Records supplied:

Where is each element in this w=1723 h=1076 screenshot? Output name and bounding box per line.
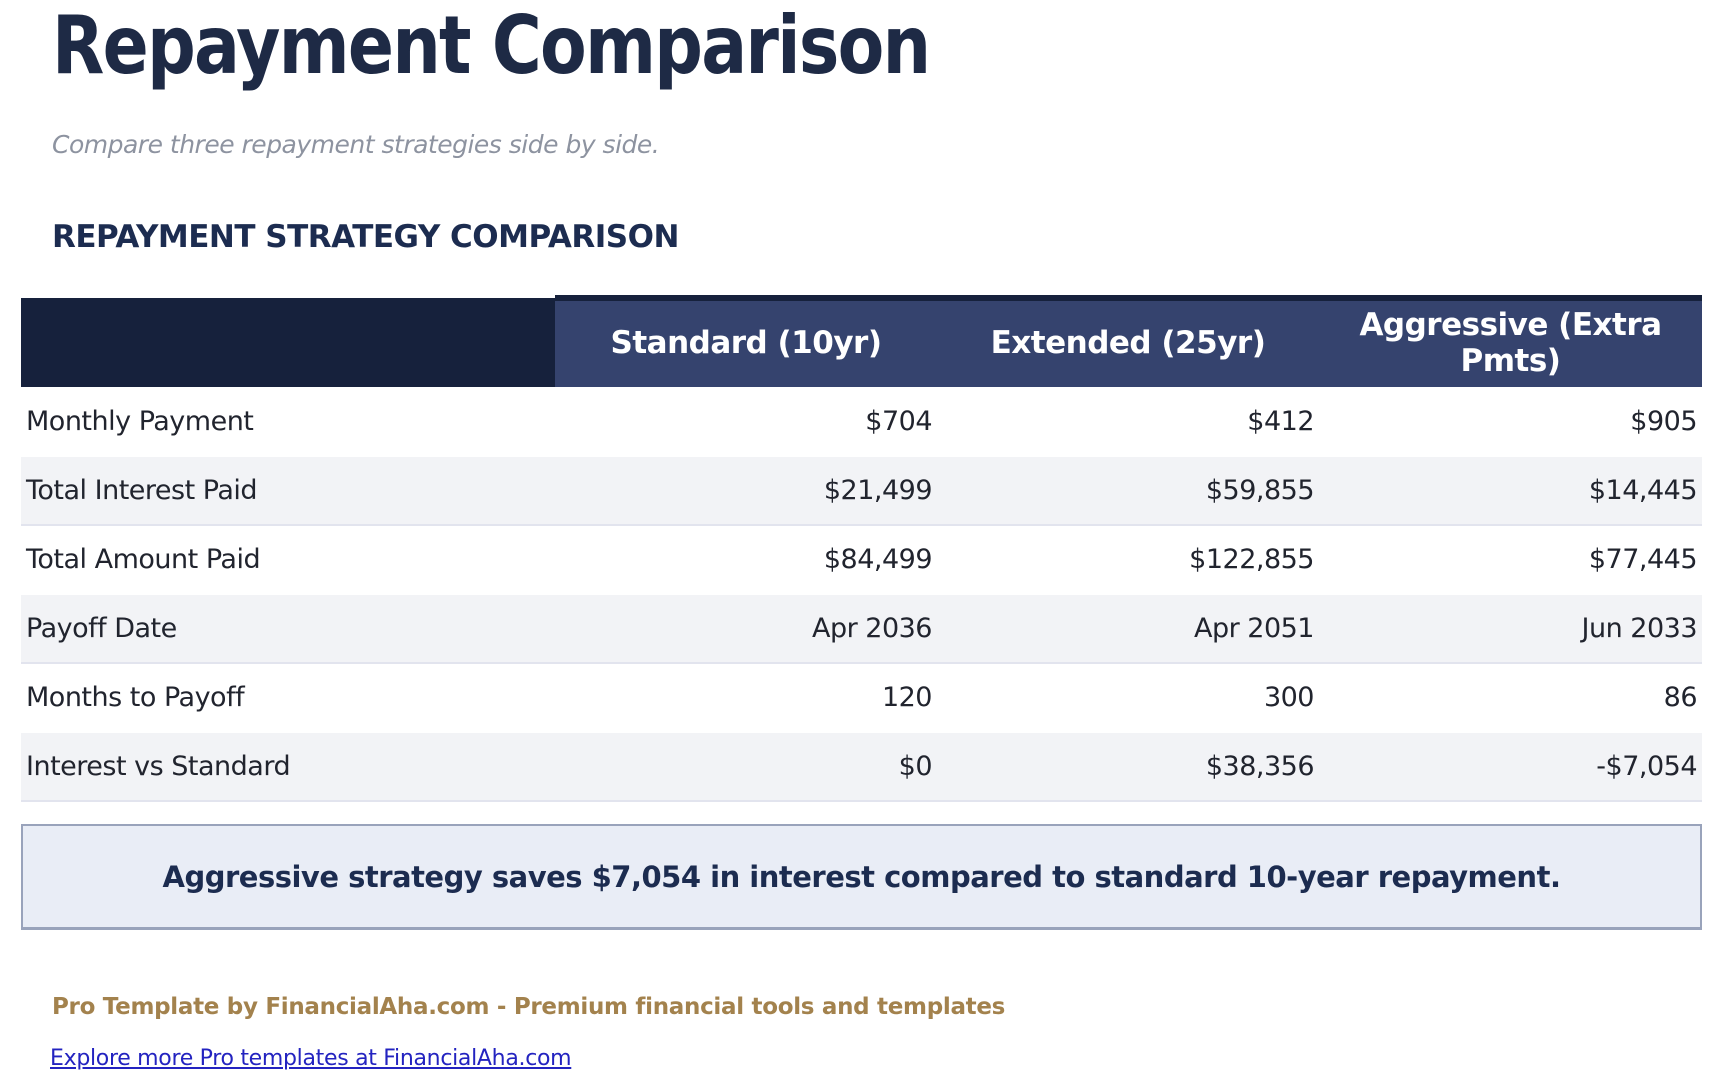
column-header-extended: Extended (25yr) [937, 295, 1319, 387]
table-row-monthly-payment: Monthly Payment $704 $412 $905 [21, 387, 1702, 457]
comparison-table: Standard (10yr) Extended (25yr) Aggressi… [21, 295, 1702, 802]
cell-value: 120 [555, 663, 937, 733]
footer-branding: Pro Template by FinancialAha.com - Premi… [52, 994, 1006, 1020]
cell-value: Apr 2036 [555, 594, 937, 664]
row-label: Interest vs Standard [21, 732, 555, 802]
cell-value: Jun 2033 [1319, 594, 1702, 664]
row-label: Total Amount Paid [21, 525, 555, 595]
cell-value: Apr 2051 [937, 594, 1319, 664]
summary-text: Aggressive strategy saves $7,054 in inte… [162, 859, 1561, 894]
cell-value: 300 [937, 663, 1319, 733]
cell-value: $38,356 [937, 732, 1319, 802]
table-body: Monthly Payment $704 $412 $905 Total Int… [21, 387, 1702, 802]
cell-value: $21,499 [555, 456, 937, 526]
column-header-standard: Standard (10yr) [555, 295, 937, 387]
cell-value: 86 [1319, 663, 1702, 733]
table-row-interest-vs-standard: Interest vs Standard $0 $38,356 -$7,054 [21, 732, 1702, 802]
table-header-row: Standard (10yr) Extended (25yr) Aggressi… [21, 295, 1702, 387]
summary-callout: Aggressive strategy saves $7,054 in inte… [21, 824, 1702, 930]
row-label: Monthly Payment [21, 387, 555, 457]
row-label: Months to Payoff [21, 663, 555, 733]
footer-link[interactable]: Explore more Pro templates at FinancialA… [50, 1046, 572, 1071]
cell-value: $14,445 [1319, 456, 1702, 526]
table-row-total-amount: Total Amount Paid $84,499 $122,855 $77,4… [21, 525, 1702, 595]
cell-value: $84,499 [555, 525, 937, 595]
cell-value: $59,855 [937, 456, 1319, 526]
row-label: Total Interest Paid [21, 456, 555, 526]
page-title: Repayment Comparison [52, 0, 931, 92]
section-title: REPAYMENT STRATEGY COMPARISON [52, 219, 679, 255]
cell-value: $122,855 [937, 525, 1319, 595]
cell-value: $412 [937, 387, 1319, 457]
table-row-total-interest: Total Interest Paid $21,499 $59,855 $14,… [21, 456, 1702, 526]
table-row-months-to-payoff: Months to Payoff 120 300 86 [21, 663, 1702, 733]
cell-value: $0 [555, 732, 937, 802]
cell-value: $704 [555, 387, 937, 457]
table-header: Standard (10yr) Extended (25yr) Aggressi… [21, 295, 1702, 387]
row-label: Payoff Date [21, 594, 555, 664]
cell-value: $77,445 [1319, 525, 1702, 595]
cell-value: -$7,054 [1319, 732, 1702, 802]
table-corner-cell [21, 298, 555, 387]
cell-value: $905 [1319, 387, 1702, 457]
column-header-aggressive: Aggressive (Extra Pmts) [1319, 295, 1702, 387]
page-subtitle: Compare three repayment strategies side … [52, 130, 660, 159]
table-row-payoff-date: Payoff Date Apr 2036 Apr 2051 Jun 2033 [21, 594, 1702, 664]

What is being asked: Copy out every line of the records above word for word, leaving out the pictures.

Result for this exercise:
Where is each element in this w=1723 h=1076 screenshot? Output name and bounding box per line.
column-header-extended: Extended (25yr) [937, 295, 1319, 387]
table-row-monthly-payment: Monthly Payment $704 $412 $905 [21, 387, 1702, 457]
comparison-table: Standard (10yr) Extended (25yr) Aggressi… [21, 295, 1702, 802]
cell-value: 120 [555, 663, 937, 733]
footer-branding: Pro Template by FinancialAha.com - Premi… [52, 994, 1006, 1020]
cell-value: Apr 2036 [555, 594, 937, 664]
row-label: Interest vs Standard [21, 732, 555, 802]
cell-value: Jun 2033 [1319, 594, 1702, 664]
row-label: Total Amount Paid [21, 525, 555, 595]
cell-value: Apr 2051 [937, 594, 1319, 664]
summary-text: Aggressive strategy saves $7,054 in inte… [162, 859, 1561, 894]
cell-value: 300 [937, 663, 1319, 733]
cell-value: $38,356 [937, 732, 1319, 802]
table-body: Monthly Payment $704 $412 $905 Total Int… [21, 387, 1702, 802]
cell-value: $21,499 [555, 456, 937, 526]
column-header-standard: Standard (10yr) [555, 295, 937, 387]
cell-value: 86 [1319, 663, 1702, 733]
table-row-interest-vs-standard: Interest vs Standard $0 $38,356 -$7,054 [21, 732, 1702, 802]
table-header-row: Standard (10yr) Extended (25yr) Aggressi… [21, 295, 1702, 387]
summary-callout: Aggressive strategy saves $7,054 in inte… [21, 824, 1702, 930]
row-label: Monthly Payment [21, 387, 555, 457]
row-label: Months to Payoff [21, 663, 555, 733]
footer-link[interactable]: Explore more Pro templates at FinancialA… [50, 1046, 572, 1071]
cell-value: $14,445 [1319, 456, 1702, 526]
table-row-total-amount: Total Amount Paid $84,499 $122,855 $77,4… [21, 525, 1702, 595]
cell-value: $84,499 [555, 525, 937, 595]
cell-value: $59,855 [937, 456, 1319, 526]
row-label: Total Interest Paid [21, 456, 555, 526]
page-title: Repayment Comparison [52, 0, 931, 92]
section-title: REPAYMENT STRATEGY COMPARISON [52, 219, 679, 255]
cell-value: $122,855 [937, 525, 1319, 595]
cell-value: $412 [937, 387, 1319, 457]
table-row-total-interest: Total Interest Paid $21,499 $59,855 $14,… [21, 456, 1702, 526]
table-row-months-to-payoff: Months to Payoff 120 300 86 [21, 663, 1702, 733]
cell-value: $0 [555, 732, 937, 802]
cell-value: $704 [555, 387, 937, 457]
table-header: Standard (10yr) Extended (25yr) Aggressi… [21, 295, 1702, 387]
row-label: Payoff Date [21, 594, 555, 664]
cell-value: $77,445 [1319, 525, 1702, 595]
cell-value: -$7,054 [1319, 732, 1702, 802]
table-corner-cell [21, 298, 555, 387]
cell-value: $905 [1319, 387, 1702, 457]
column-header-aggressive: Aggressive (Extra Pmts) [1319, 295, 1702, 387]
page-subtitle: Compare three repayment strategies side … [52, 130, 660, 159]
table-row-payoff-date: Payoff Date Apr 2036 Apr 2051 Jun 2033 [21, 594, 1702, 664]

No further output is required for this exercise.